---- EXERCISE MATERIAL

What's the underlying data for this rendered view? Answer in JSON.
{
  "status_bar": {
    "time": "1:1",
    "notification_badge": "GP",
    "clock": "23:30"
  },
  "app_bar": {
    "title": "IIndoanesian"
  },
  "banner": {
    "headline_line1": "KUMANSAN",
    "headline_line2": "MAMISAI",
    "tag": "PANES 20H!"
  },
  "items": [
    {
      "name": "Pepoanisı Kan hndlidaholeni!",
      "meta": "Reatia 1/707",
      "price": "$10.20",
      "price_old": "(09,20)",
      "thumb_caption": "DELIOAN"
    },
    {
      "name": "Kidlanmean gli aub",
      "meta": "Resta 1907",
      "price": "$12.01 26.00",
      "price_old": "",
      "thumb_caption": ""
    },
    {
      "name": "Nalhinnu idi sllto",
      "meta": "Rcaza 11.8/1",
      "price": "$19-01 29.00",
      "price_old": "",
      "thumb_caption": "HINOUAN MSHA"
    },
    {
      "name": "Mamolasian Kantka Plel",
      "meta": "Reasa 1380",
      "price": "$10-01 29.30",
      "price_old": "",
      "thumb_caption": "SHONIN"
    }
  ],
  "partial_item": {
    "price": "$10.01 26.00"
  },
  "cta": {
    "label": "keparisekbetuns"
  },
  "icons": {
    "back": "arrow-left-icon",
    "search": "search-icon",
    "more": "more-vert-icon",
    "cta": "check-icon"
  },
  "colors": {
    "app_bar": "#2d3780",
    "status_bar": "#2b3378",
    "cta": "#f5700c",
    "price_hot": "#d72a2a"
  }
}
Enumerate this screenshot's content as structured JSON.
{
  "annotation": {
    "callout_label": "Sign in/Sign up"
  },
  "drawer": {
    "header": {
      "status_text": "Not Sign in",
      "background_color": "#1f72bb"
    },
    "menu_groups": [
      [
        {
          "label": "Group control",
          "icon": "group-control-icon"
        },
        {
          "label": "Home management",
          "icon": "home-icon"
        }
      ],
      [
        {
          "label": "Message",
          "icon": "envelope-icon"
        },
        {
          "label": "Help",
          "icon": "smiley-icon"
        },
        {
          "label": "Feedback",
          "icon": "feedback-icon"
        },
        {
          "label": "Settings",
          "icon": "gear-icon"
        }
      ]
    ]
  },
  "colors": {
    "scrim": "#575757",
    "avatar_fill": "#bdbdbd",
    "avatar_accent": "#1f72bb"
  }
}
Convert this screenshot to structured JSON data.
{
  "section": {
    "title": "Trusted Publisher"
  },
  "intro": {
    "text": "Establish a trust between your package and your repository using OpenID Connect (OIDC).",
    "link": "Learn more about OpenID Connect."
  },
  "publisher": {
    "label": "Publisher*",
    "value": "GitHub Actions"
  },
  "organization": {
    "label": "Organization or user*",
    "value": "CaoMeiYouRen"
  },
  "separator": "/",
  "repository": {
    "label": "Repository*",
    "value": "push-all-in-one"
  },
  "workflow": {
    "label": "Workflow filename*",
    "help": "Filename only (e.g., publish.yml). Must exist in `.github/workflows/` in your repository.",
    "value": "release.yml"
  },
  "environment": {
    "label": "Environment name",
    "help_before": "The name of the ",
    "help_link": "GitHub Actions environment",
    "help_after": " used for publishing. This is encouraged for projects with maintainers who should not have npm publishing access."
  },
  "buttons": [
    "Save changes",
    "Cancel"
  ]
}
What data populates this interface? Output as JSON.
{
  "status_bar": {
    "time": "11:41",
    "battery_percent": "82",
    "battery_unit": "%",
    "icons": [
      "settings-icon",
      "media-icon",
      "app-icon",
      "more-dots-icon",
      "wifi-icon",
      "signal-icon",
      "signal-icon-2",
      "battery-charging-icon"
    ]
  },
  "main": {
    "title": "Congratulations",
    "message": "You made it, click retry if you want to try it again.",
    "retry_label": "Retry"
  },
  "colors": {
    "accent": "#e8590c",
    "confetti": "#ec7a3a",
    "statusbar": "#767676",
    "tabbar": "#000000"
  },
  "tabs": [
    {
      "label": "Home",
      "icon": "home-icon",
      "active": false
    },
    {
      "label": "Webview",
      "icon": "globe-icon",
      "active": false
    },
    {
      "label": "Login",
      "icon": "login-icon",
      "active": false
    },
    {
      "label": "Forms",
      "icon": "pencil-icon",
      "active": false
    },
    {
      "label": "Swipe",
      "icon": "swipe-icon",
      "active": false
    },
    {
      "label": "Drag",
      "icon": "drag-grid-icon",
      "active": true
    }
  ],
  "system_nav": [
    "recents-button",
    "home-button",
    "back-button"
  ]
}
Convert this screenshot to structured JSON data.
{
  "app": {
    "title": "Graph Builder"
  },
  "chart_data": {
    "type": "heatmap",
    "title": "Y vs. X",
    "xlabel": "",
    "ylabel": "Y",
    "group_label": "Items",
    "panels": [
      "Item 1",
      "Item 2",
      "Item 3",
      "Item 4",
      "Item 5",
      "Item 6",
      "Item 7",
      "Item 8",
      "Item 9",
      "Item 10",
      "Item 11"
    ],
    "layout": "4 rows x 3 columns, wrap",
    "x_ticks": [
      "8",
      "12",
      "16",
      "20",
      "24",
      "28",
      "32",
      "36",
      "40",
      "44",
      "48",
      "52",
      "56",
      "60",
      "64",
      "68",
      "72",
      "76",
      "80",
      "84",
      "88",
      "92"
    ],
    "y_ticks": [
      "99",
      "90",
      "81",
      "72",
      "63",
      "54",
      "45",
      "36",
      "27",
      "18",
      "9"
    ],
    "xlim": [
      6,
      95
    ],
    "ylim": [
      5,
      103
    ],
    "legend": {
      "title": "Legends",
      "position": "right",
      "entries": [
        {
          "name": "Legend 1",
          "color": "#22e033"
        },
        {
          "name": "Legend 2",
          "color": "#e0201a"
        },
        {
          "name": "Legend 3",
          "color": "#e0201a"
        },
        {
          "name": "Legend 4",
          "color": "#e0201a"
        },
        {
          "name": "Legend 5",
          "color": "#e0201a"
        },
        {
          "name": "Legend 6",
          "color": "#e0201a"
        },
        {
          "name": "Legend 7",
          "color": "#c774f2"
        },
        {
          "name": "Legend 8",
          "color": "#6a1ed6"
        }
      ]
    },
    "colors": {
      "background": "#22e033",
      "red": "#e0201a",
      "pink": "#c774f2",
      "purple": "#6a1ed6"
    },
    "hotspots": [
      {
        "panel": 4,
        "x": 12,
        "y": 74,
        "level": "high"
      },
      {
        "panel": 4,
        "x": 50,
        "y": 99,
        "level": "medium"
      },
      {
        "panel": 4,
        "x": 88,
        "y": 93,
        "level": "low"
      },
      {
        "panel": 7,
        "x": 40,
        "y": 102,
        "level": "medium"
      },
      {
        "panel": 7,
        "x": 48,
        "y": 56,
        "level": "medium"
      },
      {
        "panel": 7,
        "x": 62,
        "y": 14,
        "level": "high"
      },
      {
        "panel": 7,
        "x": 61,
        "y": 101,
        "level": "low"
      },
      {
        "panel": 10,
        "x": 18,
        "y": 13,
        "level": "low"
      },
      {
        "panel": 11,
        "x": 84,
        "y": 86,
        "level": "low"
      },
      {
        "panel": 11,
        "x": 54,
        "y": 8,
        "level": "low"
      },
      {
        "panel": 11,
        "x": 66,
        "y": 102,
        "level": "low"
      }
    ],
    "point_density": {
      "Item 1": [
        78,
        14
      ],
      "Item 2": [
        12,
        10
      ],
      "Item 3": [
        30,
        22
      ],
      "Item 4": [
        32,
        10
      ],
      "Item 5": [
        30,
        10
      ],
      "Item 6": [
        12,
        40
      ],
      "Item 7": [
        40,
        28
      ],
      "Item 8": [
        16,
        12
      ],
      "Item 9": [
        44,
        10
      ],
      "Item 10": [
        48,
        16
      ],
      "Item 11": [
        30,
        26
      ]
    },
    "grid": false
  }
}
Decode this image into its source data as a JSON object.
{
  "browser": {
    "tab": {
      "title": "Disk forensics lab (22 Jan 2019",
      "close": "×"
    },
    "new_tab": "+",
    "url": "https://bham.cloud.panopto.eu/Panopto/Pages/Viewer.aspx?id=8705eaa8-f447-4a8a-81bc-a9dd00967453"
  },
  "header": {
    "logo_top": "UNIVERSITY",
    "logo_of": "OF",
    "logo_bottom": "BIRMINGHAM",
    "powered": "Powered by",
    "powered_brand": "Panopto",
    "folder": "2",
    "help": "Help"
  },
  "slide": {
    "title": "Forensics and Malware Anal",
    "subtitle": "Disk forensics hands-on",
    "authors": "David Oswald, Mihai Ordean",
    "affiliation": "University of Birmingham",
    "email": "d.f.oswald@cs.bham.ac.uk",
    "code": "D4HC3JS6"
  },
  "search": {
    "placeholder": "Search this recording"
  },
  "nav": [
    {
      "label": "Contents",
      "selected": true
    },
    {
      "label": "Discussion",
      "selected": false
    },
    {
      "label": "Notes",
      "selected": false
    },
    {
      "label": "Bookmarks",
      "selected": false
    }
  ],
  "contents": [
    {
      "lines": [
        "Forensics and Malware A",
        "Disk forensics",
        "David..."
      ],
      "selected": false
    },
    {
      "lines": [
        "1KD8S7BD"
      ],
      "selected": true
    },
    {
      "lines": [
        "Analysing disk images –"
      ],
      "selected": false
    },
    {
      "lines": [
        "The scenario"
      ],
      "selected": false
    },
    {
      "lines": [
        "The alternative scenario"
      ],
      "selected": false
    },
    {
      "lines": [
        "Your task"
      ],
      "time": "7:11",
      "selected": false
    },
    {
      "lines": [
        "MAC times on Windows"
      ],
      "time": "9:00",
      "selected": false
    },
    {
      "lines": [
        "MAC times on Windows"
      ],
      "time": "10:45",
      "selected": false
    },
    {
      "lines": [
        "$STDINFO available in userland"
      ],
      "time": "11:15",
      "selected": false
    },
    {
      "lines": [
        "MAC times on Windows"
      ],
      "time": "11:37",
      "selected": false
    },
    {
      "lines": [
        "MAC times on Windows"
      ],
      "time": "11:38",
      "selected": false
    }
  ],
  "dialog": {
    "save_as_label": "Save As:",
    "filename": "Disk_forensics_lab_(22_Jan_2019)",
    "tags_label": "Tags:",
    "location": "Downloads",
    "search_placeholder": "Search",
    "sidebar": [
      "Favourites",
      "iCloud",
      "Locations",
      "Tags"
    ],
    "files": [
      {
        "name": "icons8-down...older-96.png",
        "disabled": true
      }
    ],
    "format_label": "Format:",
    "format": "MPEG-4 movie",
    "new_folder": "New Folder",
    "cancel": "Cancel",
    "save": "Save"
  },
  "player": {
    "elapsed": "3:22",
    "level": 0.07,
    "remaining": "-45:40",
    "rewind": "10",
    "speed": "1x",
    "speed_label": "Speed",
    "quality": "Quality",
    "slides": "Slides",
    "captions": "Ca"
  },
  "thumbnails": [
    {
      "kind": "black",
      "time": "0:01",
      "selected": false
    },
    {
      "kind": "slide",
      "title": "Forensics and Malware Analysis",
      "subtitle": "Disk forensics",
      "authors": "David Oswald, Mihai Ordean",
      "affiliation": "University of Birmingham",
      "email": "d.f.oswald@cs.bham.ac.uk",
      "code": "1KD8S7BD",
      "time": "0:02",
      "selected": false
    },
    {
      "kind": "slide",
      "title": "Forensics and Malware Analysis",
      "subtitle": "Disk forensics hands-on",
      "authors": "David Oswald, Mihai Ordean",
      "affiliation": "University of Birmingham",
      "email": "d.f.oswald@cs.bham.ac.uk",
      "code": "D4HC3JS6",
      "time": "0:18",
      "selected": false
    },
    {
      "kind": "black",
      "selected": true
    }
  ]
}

--------

Within the listing above, find every line containing the string "control" and return it.

          "label": "Group control",
          "icon": "group-control-icon"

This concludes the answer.